### Work required
Copy out every line containing the word "quarter".

### Supplied records
==================================================
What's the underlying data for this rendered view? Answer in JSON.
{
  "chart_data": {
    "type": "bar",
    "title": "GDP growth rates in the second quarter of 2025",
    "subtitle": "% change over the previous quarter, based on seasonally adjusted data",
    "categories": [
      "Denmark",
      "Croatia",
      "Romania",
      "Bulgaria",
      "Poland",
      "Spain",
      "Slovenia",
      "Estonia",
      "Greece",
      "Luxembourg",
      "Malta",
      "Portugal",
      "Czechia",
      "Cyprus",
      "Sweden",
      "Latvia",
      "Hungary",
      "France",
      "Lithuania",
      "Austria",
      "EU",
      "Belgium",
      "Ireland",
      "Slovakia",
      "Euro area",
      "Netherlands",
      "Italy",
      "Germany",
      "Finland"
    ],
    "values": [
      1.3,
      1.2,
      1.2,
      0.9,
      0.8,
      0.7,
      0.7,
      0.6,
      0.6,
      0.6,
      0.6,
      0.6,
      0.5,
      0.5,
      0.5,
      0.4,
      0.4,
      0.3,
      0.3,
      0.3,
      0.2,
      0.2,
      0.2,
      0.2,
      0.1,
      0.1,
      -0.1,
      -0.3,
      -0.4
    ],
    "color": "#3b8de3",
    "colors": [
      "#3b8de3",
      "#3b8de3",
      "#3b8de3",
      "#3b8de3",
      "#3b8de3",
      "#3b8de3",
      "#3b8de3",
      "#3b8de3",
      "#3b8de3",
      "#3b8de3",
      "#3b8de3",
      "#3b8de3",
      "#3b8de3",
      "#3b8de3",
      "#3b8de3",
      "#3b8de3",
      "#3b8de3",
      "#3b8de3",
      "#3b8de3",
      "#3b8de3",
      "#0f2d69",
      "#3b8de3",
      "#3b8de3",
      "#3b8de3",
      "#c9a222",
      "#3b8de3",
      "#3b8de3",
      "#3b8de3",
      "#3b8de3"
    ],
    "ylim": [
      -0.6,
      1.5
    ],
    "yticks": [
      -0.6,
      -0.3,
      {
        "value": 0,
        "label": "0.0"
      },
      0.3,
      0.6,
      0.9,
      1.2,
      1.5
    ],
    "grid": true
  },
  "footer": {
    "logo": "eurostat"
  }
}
==================================================
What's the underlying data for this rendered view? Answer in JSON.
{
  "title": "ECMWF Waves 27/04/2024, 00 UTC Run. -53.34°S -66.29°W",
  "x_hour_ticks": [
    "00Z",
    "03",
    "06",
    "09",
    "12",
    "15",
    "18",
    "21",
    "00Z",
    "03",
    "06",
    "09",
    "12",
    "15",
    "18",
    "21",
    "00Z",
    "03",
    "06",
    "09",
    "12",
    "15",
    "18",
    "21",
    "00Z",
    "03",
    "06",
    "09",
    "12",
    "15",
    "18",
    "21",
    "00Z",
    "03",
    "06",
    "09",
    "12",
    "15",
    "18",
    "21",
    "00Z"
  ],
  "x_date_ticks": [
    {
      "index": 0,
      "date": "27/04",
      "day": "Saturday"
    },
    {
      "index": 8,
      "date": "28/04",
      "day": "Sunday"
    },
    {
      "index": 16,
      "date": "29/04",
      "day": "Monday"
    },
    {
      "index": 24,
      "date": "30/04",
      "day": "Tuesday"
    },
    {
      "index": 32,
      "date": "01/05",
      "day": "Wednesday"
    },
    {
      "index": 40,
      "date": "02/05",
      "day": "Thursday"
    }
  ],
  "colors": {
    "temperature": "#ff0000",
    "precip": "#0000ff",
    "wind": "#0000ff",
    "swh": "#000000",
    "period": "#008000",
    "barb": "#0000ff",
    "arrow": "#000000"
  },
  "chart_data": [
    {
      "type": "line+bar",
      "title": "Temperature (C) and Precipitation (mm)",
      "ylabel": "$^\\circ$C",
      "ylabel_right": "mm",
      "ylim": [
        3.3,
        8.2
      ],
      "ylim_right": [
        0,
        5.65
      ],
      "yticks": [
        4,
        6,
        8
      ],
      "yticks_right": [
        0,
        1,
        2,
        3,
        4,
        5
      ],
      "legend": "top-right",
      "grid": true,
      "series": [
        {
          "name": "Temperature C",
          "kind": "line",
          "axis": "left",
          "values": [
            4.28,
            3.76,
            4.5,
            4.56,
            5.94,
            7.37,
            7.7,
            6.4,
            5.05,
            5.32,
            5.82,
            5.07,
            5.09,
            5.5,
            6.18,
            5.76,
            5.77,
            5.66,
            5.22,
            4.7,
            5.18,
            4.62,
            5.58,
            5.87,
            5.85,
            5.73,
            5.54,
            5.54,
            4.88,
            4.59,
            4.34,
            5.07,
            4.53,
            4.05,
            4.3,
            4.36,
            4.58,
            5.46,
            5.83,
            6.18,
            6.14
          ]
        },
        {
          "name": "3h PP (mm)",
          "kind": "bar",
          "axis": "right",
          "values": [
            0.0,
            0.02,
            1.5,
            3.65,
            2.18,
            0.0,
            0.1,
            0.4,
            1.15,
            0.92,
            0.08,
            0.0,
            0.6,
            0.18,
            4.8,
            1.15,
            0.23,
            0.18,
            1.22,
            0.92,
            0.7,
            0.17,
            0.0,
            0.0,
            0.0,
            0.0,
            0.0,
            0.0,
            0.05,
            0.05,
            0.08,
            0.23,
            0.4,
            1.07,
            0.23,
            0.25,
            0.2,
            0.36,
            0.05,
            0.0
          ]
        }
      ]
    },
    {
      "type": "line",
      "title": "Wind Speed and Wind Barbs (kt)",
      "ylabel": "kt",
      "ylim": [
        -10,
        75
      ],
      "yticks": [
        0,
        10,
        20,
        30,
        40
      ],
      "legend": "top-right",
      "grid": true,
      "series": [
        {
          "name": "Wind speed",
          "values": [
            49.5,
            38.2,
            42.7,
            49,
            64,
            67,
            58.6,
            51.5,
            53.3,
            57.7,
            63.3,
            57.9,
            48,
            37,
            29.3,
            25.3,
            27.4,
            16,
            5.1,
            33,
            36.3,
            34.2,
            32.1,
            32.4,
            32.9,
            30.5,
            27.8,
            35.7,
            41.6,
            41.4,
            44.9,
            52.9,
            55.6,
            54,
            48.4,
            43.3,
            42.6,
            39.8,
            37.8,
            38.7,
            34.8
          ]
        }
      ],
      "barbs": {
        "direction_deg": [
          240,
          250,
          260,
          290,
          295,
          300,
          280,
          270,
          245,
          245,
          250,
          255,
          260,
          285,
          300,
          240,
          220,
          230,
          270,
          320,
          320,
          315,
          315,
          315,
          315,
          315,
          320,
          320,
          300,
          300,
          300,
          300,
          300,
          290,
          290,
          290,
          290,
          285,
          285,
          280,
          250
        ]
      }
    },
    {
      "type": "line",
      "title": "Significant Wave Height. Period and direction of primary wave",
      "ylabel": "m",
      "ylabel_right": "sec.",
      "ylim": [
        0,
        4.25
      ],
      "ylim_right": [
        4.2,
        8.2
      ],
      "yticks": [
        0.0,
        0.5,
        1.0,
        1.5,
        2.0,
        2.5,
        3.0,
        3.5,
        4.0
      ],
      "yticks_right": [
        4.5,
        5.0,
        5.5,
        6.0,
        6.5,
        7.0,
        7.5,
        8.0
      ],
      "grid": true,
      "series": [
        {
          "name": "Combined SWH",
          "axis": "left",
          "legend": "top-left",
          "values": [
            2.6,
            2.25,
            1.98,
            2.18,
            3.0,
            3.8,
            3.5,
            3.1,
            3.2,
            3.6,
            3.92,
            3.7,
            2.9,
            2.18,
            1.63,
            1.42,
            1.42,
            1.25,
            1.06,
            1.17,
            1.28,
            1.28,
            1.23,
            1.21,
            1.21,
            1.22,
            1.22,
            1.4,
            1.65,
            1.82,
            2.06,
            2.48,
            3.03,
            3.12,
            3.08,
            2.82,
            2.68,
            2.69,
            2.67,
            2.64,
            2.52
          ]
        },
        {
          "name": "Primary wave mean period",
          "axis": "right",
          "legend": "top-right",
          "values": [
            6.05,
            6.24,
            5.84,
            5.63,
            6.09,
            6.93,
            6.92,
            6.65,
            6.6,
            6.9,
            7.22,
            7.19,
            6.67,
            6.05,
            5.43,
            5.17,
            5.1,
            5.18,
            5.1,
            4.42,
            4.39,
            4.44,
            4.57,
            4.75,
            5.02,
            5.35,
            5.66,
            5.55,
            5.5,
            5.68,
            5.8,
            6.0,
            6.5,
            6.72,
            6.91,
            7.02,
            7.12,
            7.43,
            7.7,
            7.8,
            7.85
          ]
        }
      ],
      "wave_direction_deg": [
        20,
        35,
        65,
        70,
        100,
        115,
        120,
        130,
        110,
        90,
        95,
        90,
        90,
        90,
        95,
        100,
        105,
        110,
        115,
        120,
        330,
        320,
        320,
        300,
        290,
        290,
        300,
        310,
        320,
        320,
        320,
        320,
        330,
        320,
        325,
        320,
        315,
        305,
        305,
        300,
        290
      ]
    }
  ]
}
==================================================
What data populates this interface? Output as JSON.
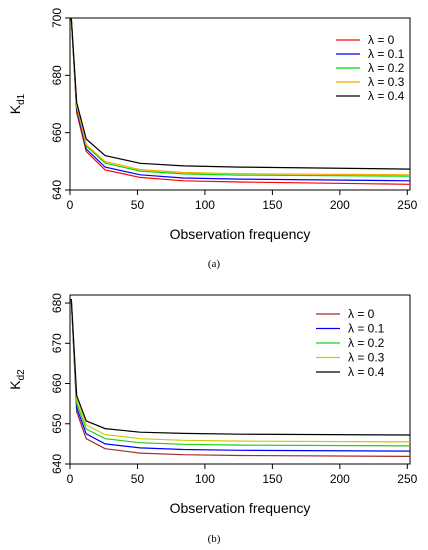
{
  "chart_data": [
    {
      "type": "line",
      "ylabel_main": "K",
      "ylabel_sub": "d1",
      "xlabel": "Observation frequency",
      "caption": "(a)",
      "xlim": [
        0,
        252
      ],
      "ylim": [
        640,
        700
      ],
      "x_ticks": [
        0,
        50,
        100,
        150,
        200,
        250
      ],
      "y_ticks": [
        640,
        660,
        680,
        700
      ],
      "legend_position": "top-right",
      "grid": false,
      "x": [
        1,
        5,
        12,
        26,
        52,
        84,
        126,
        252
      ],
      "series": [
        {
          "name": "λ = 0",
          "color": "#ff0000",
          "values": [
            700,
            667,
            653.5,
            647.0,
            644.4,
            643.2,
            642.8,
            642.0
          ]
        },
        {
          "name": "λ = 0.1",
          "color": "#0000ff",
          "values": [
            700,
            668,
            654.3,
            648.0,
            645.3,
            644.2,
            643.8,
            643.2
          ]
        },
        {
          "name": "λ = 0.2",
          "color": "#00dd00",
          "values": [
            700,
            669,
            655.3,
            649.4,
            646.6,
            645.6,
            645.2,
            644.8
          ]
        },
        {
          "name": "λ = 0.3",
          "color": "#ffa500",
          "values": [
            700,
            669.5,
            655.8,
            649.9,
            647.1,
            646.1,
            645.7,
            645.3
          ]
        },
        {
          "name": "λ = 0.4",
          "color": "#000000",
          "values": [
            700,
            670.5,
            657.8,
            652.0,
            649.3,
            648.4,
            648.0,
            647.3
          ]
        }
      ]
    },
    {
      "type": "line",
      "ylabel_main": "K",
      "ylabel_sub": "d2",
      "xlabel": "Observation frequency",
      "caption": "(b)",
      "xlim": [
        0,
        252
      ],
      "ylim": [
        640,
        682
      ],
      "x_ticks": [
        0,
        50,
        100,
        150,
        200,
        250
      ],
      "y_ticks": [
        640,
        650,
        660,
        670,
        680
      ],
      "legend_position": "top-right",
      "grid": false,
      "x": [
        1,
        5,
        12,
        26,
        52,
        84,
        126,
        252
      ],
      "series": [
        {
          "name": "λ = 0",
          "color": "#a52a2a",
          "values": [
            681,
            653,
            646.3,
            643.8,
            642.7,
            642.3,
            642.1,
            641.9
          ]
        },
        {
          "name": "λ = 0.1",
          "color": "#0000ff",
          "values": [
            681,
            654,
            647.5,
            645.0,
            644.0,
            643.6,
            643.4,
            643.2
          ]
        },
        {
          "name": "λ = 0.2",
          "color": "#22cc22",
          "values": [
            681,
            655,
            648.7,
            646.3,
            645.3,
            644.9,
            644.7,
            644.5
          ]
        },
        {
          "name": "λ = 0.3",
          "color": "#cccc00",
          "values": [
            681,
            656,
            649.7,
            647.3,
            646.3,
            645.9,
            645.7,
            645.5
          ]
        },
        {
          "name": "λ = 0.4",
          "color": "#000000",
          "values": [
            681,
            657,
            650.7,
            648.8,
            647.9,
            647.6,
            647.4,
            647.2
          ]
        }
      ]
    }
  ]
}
==================================================
### Solution for this problem
    "title": "GDP growth rates in the second quarter of 2025",
    "subtitle": "% change over the previous quarter, based on seasonally adjusted data",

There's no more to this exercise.